● Task inputs

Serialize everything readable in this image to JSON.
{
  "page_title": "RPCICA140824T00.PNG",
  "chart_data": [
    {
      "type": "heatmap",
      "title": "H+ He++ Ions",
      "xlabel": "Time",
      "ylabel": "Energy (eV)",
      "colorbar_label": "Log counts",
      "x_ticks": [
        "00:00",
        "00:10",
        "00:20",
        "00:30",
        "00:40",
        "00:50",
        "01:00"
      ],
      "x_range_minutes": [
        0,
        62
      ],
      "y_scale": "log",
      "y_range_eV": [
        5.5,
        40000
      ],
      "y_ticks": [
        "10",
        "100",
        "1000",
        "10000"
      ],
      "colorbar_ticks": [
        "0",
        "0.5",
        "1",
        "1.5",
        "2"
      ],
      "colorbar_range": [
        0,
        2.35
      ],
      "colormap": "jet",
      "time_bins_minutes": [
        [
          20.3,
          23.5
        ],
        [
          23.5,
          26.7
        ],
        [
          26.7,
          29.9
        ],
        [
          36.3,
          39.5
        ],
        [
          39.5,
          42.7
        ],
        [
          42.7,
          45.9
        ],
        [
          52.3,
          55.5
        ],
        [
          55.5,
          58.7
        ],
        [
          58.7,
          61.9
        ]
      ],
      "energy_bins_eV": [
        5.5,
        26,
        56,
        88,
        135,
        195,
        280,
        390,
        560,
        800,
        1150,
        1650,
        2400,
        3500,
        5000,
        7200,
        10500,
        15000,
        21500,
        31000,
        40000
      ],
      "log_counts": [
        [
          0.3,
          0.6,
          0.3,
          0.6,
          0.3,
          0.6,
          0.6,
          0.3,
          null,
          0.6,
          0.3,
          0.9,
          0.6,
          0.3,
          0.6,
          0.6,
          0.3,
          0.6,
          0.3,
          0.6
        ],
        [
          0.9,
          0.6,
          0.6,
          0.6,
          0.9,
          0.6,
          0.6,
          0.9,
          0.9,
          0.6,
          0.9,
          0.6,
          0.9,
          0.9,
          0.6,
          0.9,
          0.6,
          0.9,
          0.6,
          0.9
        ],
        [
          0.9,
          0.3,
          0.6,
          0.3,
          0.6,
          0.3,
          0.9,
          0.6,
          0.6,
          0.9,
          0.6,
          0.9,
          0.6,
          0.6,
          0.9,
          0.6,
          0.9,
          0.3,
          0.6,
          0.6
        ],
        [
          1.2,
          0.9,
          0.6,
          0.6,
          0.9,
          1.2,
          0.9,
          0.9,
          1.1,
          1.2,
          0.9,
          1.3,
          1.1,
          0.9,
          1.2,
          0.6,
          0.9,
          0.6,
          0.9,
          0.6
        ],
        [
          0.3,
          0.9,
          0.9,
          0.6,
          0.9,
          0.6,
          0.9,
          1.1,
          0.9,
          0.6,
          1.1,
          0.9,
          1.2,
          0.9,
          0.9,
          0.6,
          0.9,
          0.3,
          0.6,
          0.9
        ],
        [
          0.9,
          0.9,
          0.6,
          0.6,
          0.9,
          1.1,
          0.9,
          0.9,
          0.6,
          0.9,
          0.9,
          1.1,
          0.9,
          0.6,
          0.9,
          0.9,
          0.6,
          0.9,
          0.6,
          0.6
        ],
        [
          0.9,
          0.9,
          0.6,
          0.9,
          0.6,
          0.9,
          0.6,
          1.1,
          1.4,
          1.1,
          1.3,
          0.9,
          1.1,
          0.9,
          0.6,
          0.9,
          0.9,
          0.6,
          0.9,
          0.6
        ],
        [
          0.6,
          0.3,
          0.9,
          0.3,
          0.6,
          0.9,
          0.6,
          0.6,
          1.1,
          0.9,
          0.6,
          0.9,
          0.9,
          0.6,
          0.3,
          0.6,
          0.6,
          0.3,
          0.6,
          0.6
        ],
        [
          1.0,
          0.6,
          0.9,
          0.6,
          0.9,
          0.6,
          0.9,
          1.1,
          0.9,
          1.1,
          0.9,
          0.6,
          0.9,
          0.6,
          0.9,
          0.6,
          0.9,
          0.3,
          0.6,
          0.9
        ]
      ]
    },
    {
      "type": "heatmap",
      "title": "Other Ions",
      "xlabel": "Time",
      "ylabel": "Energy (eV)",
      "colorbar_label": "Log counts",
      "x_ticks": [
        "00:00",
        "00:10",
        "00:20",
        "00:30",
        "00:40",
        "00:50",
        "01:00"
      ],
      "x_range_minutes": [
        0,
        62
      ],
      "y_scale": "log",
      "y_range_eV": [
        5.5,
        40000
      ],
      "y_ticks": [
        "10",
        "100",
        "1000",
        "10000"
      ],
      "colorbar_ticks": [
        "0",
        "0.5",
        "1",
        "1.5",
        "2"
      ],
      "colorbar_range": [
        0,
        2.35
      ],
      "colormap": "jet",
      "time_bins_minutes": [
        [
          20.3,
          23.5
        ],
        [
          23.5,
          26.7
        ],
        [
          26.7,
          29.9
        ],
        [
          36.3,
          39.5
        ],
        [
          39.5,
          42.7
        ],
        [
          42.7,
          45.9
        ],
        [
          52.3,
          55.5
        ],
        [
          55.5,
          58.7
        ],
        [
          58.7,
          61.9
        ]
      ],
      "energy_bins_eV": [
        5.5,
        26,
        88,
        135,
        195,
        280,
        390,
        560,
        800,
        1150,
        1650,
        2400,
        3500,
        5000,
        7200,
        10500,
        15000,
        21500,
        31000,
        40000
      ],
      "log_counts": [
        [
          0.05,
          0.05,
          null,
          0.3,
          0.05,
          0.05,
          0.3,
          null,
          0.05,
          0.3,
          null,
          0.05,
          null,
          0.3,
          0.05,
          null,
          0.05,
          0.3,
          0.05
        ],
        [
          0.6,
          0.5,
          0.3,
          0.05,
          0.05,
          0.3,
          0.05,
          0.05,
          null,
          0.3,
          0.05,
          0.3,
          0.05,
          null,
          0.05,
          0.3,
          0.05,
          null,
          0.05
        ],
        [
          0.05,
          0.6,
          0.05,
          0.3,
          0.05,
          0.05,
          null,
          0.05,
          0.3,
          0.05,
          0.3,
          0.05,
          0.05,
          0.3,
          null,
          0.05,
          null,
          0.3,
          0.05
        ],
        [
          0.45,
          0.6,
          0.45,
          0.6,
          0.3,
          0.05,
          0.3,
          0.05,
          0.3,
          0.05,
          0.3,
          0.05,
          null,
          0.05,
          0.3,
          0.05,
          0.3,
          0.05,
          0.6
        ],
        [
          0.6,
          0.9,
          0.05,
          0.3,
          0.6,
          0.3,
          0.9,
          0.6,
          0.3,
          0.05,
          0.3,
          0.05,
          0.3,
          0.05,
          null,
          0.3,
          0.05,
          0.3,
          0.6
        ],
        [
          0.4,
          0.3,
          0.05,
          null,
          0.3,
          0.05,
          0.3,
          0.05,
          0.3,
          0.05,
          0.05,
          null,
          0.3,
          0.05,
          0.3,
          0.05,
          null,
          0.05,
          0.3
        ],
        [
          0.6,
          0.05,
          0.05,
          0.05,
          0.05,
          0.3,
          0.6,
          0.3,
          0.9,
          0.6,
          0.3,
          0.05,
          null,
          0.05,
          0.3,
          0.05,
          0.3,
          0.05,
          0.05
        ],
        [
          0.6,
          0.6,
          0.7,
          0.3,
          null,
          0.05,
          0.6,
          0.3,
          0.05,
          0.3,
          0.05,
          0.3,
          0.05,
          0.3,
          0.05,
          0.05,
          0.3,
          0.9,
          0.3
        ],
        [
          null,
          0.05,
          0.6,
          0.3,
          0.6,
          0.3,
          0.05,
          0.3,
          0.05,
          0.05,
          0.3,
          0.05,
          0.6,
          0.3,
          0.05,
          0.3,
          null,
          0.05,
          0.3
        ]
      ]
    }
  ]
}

● Exercise requirements
Write out the whole listing again. Match it word for word.

● Task answer
Serialize everything readable in this image to JSON.
{
  "page_title": "RPCICA140824T00.PNG",
  "chart_data": [
    {
      "type": "heatmap",
      "title": "H+ He++ Ions",
      "xlabel": "Time",
      "ylabel": "Energy (eV)",
      "colorbar_label": "Log counts",
      "x_ticks": [
        "00:00",
        "00:10",
        "00:20",
        "00:30",
        "00:40",
        "00:50",
        "01:00"
      ],
      "x_range_minutes": [
        0,
        62
      ],
      "y_scale": "log",
      "y_range_eV": [
        5.5,
        40000
      ],
      "y_ticks": [
        "10",
        "100",
        "1000",
        "10000"
      ],
      "colorbar_ticks": [
        "0",
        "0.5",
        "1",
        "1.5",
        "2"
      ],
      "colorbar_range": [
        0,
        2.35
      ],
      "colormap": "jet",
      "time_bins_minutes": [
        [
          20.3,
          23.5
        ],
        [
          23.5,
          26.7
        ],
        [
          26.7,
          29.9
        ],
        [
          36.3,
          39.5
        ],
        [
          39.5,
          42.7
        ],
        [
          42.7,
          45.9
        ],
        [
          52.3,
          55.5
        ],
        [
          55.5,
          58.7
        ],
        [
          58.7,
          61.9
        ]
      ],
      "energy_bins_eV": [
        5.5,
        26,
        56,
        88,
        135,
        195,
        280,
        390,
        560,
        800,
        1150,
        1650,
        2400,
        3500,
        5000,
        7200,
        10500,
        15000,
        21500,
        31000,
        40000
      ],
      "log_counts": [
        [
          0.3,
          0.6,
          0.3,
          0.6,
          0.3,
          0.6,
          0.6,
          0.3,
          null,
          0.6,
          0.3,
          0.9,
          0.6,
          0.3,
          0.6,
          0.6,
          0.3,
          0.6,
          0.3,
          0.6
        ],
        [
          0.9,
          0.6,
          0.6,
          0.6,
          0.9,
          0.6,
          0.6,
          0.9,
          0.9,
          0.6,
          0.9,
          0.6,
          0.9,
          0.9,
          0.6,
          0.9,
          0.6,
          0.9,
          0.6,
          0.9
        ],
        [
          0.9,
          0.3,
          0.6,
          0.3,
          0.6,
          0.3,
          0.9,
          0.6,
          0.6,
          0.9,
          0.6,
          0.9,
          0.6,
          0.6,
          0.9,
          0.6,
          0.9,
          0.3,
          0.6,
          0.6
        ],
        [
          1.2,
          0.9,
          0.6,
          0.6,
          0.9,
          1.2,
          0.9,
          0.9,
          1.1,
          1.2,
          0.9,
          1.3,
          1.1,
          0.9,
          1.2,
          0.6,
          0.9,
          0.6,
          0.9,
          0.6
        ],
        [
          0.3,
          0.9,
          0.9,
          0.6,
          0.9,
          0.6,
          0.9,
          1.1,
          0.9,
          0.6,
          1.1,
          0.9,
          1.2,
          0.9,
          0.9,
          0.6,
          0.9,
          0.3,
          0.6,
          0.9
        ],
        [
          0.9,
          0.9,
          0.6,
          0.6,
          0.9,
          1.1,
          0.9,
          0.9,
          0.6,
          0.9,
          0.9,
          1.1,
          0.9,
          0.6,
          0.9,
          0.9,
          0.6,
          0.9,
          0.6,
          0.6
        ],
        [
          0.9,
          0.9,
          0.6,
          0.9,
          0.6,
          0.9,
          0.6,
          1.1,
          1.4,
          1.1,
          1.3,
          0.9,
          1.1,
          0.9,
          0.6,
          0.9,
          0.9,
          0.6,
          0.9,
          0.6
        ],
        [
          0.6,
          0.3,
          0.9,
          0.3,
          0.6,
          0.9,
          0.6,
          0.6,
          1.1,
          0.9,
          0.6,
          0.9,
          0.9,
          0.6,
          0.3,
          0.6,
          0.6,
          0.3,
          0.6,
          0.6
        ],
        [
          1.0,
          0.6,
          0.9,
          0.6,
          0.9,
          0.6,
          0.9,
          1.1,
          0.9,
          1.1,
          0.9,
          0.6,
          0.9,
          0.6,
          0.9,
          0.6,
          0.9,
          0.3,
          0.6,
          0.9
        ]
      ]
    },
    {
      "type": "heatmap",
      "title": "Other Ions",
      "xlabel": "Time",
      "ylabel": "Energy (eV)",
      "colorbar_label": "Log counts",
      "x_ticks": [
        "00:00",
        "00:10",
        "00:20",
        "00:30",
        "00:40",
        "00:50",
        "01:00"
      ],
      "x_range_minutes": [
        0,
        62
      ],
      "y_scale": "log",
      "y_range_eV": [
        5.5,
        40000
      ],
      "y_ticks": [
        "10",
        "100",
        "1000",
        "10000"
      ],
      "colorbar_ticks": [
        "0",
        "0.5",
        "1",
        "1.5",
        "2"
      ],
      "colorbar_range": [
        0,
        2.35
      ],
      "colormap": "jet",
      "time_bins_minutes": [
        [
          20.3,
          23.5
        ],
        [
          23.5,
          26.7
        ],
        [
          26.7,
          29.9
        ],
        [
          36.3,
          39.5
        ],
        [
          39.5,
          42.7
        ],
        [
          42.7,
          45.9
        ],
        [
          52.3,
          55.5
        ],
        [
          55.5,
          58.7
        ],
        [
          58.7,
          61.9
        ]
      ],
      "energy_bins_eV": [
        5.5,
        26,
        88,
        135,
        195,
        280,
        390,
        560,
        800,
        1150,
        1650,
        2400,
        3500,
        5000,
        7200,
        10500,
        15000,
        21500,
        31000,
        40000
      ],
      "log_counts": [
        [
          0.05,
          0.05,
          null,
          0.3,
          0.05,
          0.05,
          0.3,
          null,
          0.05,
          0.3,
          null,
          0.05,
          null,
          0.3,
          0.05,
          null,
          0.05,
          0.3,
          0.05
        ],
        [
          0.6,
          0.5,
          0.3,
          0.05,
          0.05,
          0.3,
          0.05,
          0.05,
          null,
          0.3,
          0.05,
          0.3,
          0.05,
          null,
          0.05,
          0.3,
          0.05,
          null,
          0.05
        ],
        [
          0.05,
          0.6,
          0.05,
          0.3,
          0.05,
          0.05,
          null,
          0.05,
          0.3,
          0.05,
          0.3,
          0.05,
          0.05,
          0.3,
          null,
          0.05,
          null,
          0.3,
          0.05
        ],
        [
          0.45,
          0.6,
          0.45,
          0.6,
          0.3,
          0.05,
          0.3,
          0.05,
          0.3,
          0.05,
          0.3,
          0.05,
          null,
          0.05,
          0.3,
          0.05,
          0.3,
          0.05,
          0.6
        ],
        [
          0.6,
          0.9,
          0.05,
          0.3,
          0.6,
          0.3,
          0.9,
          0.6,
          0.3,
          0.05,
          0.3,
          0.05,
          0.3,
          0.05,
          null,
          0.3,
          0.05,
          0.3,
          0.6
        ],
        [
          0.4,
          0.3,
          0.05,
          null,
          0.3,
          0.05,
          0.3,
          0.05,
          0.3,
          0.05,
          0.05,
          null,
          0.3,
          0.05,
          0.3,
          0.05,
          null,
          0.05,
          0.3
        ],
        [
          0.6,
          0.05,
          0.05,
          0.05,
          0.05,
          0.3,
          0.6,
          0.3,
          0.9,
          0.6,
          0.3,
          0.05,
          null,
          0.05,
          0.3,
          0.05,
          0.3,
          0.05,
          0.05
        ],
        [
          0.6,
          0.6,
          0.7,
          0.3,
          null,
          0.05,
          0.6,
          0.3,
          0.05,
          0.3,
          0.05,
          0.3,
          0.05,
          0.3,
          0.05,
          0.05,
          0.3,
          0.9,
          0.3
        ],
        [
          null,
          0.05,
          0.6,
          0.3,
          0.6,
          0.3,
          0.05,
          0.3,
          0.05,
          0.05,
          0.3,
          0.05,
          0.6,
          0.3,
          0.05,
          0.3,
          null,
          0.05,
          0.3
        ]
      ]
    }
  ]
}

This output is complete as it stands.